+++ Extracted entries +++

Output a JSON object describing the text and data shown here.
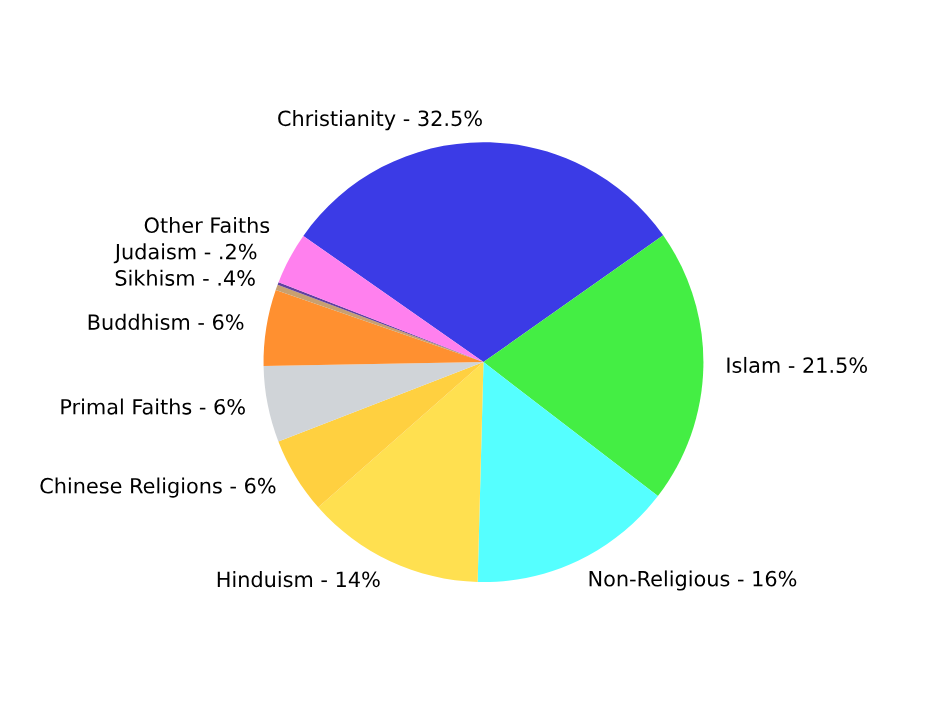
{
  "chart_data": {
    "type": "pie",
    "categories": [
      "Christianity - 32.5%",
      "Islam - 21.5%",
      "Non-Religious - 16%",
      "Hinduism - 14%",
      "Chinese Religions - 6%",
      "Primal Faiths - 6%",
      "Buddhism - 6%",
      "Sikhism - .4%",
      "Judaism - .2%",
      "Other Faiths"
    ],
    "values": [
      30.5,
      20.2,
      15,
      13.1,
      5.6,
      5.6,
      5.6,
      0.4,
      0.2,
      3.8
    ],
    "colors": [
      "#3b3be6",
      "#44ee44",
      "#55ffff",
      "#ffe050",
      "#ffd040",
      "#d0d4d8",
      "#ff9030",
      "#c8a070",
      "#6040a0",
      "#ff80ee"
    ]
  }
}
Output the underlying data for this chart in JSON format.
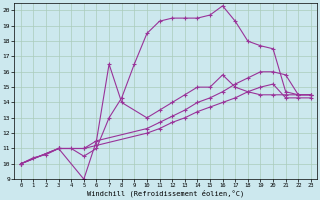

+++
+++ Extracted entries +++

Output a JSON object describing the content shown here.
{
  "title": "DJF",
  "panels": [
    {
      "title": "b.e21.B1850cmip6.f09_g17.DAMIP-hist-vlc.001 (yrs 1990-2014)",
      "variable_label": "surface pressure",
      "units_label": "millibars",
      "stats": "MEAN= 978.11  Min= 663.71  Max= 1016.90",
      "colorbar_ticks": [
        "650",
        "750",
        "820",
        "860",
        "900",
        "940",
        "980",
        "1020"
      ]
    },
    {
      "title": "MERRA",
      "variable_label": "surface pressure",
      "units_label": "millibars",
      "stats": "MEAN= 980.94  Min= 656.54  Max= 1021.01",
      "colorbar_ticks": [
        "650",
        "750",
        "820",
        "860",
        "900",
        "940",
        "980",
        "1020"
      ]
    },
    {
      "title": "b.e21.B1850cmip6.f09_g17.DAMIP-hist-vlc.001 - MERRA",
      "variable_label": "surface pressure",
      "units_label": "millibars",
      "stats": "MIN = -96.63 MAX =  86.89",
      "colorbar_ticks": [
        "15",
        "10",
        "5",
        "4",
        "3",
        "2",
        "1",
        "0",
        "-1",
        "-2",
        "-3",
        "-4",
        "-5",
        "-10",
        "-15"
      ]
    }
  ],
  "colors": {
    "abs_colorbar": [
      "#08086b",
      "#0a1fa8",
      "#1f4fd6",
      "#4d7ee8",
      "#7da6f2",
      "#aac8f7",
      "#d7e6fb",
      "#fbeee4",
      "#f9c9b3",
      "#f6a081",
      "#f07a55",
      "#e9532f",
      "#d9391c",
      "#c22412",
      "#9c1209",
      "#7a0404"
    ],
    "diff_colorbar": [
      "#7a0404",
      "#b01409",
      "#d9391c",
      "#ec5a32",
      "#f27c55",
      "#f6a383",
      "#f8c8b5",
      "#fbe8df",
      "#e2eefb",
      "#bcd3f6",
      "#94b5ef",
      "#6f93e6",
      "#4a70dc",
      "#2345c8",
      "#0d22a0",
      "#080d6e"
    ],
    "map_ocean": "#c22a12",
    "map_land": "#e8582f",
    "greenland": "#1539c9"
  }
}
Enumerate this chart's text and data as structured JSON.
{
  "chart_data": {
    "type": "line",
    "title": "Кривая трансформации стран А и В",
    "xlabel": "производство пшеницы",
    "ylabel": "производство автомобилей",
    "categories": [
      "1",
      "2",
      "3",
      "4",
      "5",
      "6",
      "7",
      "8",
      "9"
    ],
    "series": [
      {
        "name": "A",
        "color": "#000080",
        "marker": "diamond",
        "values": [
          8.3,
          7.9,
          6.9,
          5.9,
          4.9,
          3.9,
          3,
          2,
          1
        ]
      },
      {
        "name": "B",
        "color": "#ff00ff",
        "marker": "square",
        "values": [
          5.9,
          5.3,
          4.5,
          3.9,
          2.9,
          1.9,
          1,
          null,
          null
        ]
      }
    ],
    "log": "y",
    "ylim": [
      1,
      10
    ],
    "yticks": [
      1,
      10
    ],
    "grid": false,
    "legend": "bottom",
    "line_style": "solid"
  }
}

+++

- Exercise requirements
Using the entries above, write out exactly the lines from the one with "Output a JSON object describing the text" through the one with "Output the underlying", ends included. Leave out any pictures.

- Answer to this exercise
Output a JSON object describing the text and data shown here.
{
  "chart_data": {
    "type": "pie",
    "categories": [
      "Christianity - 32.5%",
      "Islam - 21.5%",
      "Non-Religious - 16%",
      "Hinduism - 14%",
      "Chinese Religions - 6%",
      "Primal Faiths - 6%",
      "Buddhism - 6%",
      "Sikhism - .4%",
      "Judaism - .2%",
      "Other Faiths"
    ],
    "values": [
      30.5,
      20.2,
      15,
      13.1,
      5.6,
      5.6,
      5.6,
      0.4,
      0.2,
      3.8
    ],
    "colors": [
      "#3b3be6",
      "#44ee44",
      "#55ffff",
      "#ffe050",
      "#ffd040",
      "#d0d4d8",
      "#ff9030",
      "#c8a070",
      "#6040a0",
      "#ff80ee"
    ]
  }
}
Output the underlying data for this chart in JSON format.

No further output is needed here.